==== Given data
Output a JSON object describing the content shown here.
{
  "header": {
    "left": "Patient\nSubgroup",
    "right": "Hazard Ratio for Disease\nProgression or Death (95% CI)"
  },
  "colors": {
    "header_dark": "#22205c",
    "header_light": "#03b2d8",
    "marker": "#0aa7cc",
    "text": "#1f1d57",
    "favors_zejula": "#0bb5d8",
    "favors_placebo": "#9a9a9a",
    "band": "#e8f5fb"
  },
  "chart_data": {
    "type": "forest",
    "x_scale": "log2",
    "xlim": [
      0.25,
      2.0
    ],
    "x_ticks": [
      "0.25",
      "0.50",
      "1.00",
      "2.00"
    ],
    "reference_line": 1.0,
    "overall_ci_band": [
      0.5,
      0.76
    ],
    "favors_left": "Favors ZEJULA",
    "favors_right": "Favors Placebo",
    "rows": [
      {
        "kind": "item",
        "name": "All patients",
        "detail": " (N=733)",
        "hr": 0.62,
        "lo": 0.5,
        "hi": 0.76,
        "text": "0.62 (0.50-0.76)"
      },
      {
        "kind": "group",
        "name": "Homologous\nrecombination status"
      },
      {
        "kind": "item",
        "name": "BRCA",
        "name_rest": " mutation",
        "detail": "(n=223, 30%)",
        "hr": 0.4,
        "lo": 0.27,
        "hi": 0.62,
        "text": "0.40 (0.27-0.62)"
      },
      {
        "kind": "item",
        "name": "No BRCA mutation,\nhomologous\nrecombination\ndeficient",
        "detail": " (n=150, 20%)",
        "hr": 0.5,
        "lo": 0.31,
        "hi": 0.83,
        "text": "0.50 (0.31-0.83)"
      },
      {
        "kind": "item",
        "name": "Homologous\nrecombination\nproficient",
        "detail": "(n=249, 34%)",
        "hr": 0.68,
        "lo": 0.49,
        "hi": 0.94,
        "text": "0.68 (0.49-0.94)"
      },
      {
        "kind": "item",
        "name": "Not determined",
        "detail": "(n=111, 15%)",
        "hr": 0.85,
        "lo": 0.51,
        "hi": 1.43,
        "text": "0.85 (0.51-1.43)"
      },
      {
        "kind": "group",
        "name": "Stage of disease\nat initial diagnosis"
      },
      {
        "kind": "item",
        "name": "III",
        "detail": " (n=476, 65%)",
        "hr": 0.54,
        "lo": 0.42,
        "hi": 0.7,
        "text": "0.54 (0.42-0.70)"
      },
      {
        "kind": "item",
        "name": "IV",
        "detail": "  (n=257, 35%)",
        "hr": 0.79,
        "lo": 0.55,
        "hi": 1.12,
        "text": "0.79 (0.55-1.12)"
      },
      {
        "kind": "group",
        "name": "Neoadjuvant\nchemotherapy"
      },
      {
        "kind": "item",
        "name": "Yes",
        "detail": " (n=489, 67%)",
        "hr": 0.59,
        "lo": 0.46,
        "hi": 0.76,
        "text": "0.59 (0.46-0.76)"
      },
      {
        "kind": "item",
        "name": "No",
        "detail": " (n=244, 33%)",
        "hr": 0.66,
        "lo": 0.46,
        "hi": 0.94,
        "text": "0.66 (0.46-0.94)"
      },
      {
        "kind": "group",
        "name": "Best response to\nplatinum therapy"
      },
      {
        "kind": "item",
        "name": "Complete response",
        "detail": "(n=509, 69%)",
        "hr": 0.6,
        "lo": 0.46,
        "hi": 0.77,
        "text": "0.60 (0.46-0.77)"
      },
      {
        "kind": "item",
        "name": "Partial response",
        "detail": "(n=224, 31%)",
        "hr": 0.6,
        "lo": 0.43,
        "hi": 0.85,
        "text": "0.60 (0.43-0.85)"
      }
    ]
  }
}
========
• [About this exercise]
Give the data again, exactly as it appears above.

• [Solution for this exercise]
Output a JSON object describing the content shown here.
{
  "header": {
    "left": "Patient\nSubgroup",
    "right": "Hazard Ratio for Disease\nProgression or Death (95% CI)"
  },
  "colors": {
    "header_dark": "#22205c",
    "header_light": "#03b2d8",
    "marker": "#0aa7cc",
    "text": "#1f1d57",
    "favors_zejula": "#0bb5d8",
    "favors_placebo": "#9a9a9a",
    "band": "#e8f5fb"
  },
  "chart_data": {
    "type": "forest",
    "x_scale": "log2",
    "xlim": [
      0.25,
      2.0
    ],
    "x_ticks": [
      "0.25",
      "0.50",
      "1.00",
      "2.00"
    ],
    "reference_line": 1.0,
    "overall_ci_band": [
      0.5,
      0.76
    ],
    "favors_left": "Favors ZEJULA",
    "favors_right": "Favors Placebo",
    "rows": [
      {
        "kind": "item",
        "name": "All patients",
        "detail": " (N=733)",
        "hr": 0.62,
        "lo": 0.5,
        "hi": 0.76,
        "text": "0.62 (0.50-0.76)"
      },
      {
        "kind": "group",
        "name": "Homologous\nrecombination status"
      },
      {
        "kind": "item",
        "name": "BRCA",
        "name_rest": " mutation",
        "detail": "(n=223, 30%)",
        "hr": 0.4,
        "lo": 0.27,
        "hi": 0.62,
        "text": "0.40 (0.27-0.62)"
      },
      {
        "kind": "item",
        "name": "No BRCA mutation,\nhomologous\nrecombination\ndeficient",
        "detail": " (n=150, 20%)",
        "hr": 0.5,
        "lo": 0.31,
        "hi": 0.83,
        "text": "0.50 (0.31-0.83)"
      },
      {
        "kind": "item",
        "name": "Homologous\nrecombination\nproficient",
        "detail": "(n=249, 34%)",
        "hr": 0.68,
        "lo": 0.49,
        "hi": 0.94,
        "text": "0.68 (0.49-0.94)"
      },
      {
        "kind": "item",
        "name": "Not determined",
        "detail": "(n=111, 15%)",
        "hr": 0.85,
        "lo": 0.51,
        "hi": 1.43,
        "text": "0.85 (0.51-1.43)"
      },
      {
        "kind": "group",
        "name": "Stage of disease\nat initial diagnosis"
      },
      {
        "kind": "item",
        "name": "III",
        "detail": " (n=476, 65%)",
        "hr": 0.54,
        "lo": 0.42,
        "hi": 0.7,
        "text": "0.54 (0.42-0.70)"
      },
      {
        "kind": "item",
        "name": "IV",
        "detail": "  (n=257, 35%)",
        "hr": 0.79,
        "lo": 0.55,
        "hi": 1.12,
        "text": "0.79 (0.55-1.12)"
      },
      {
        "kind": "group",
        "name": "Neoadjuvant\nchemotherapy"
      },
      {
        "kind": "item",
        "name": "Yes",
        "detail": " (n=489, 67%)",
        "hr": 0.59,
        "lo": 0.46,
        "hi": 0.76,
        "text": "0.59 (0.46-0.76)"
      },
      {
        "kind": "item",
        "name": "No",
        "detail": " (n=244, 33%)",
        "hr": 0.66,
        "lo": 0.46,
        "hi": 0.94,
        "text": "0.66 (0.46-0.94)"
      },
      {
        "kind": "group",
        "name": "Best response to\nplatinum therapy"
      },
      {
        "kind": "item",
        "name": "Complete response",
        "detail": "(n=509, 69%)",
        "hr": 0.6,
        "lo": 0.46,
        "hi": 0.77,
        "text": "0.60 (0.46-0.77)"
      },
      {
        "kind": "item",
        "name": "Partial response",
        "detail": "(n=224, 31%)",
        "hr": 0.6,
        "lo": 0.43,
        "hi": 0.85,
        "text": "0.60 (0.43-0.85)"
      }
    ]
  }
}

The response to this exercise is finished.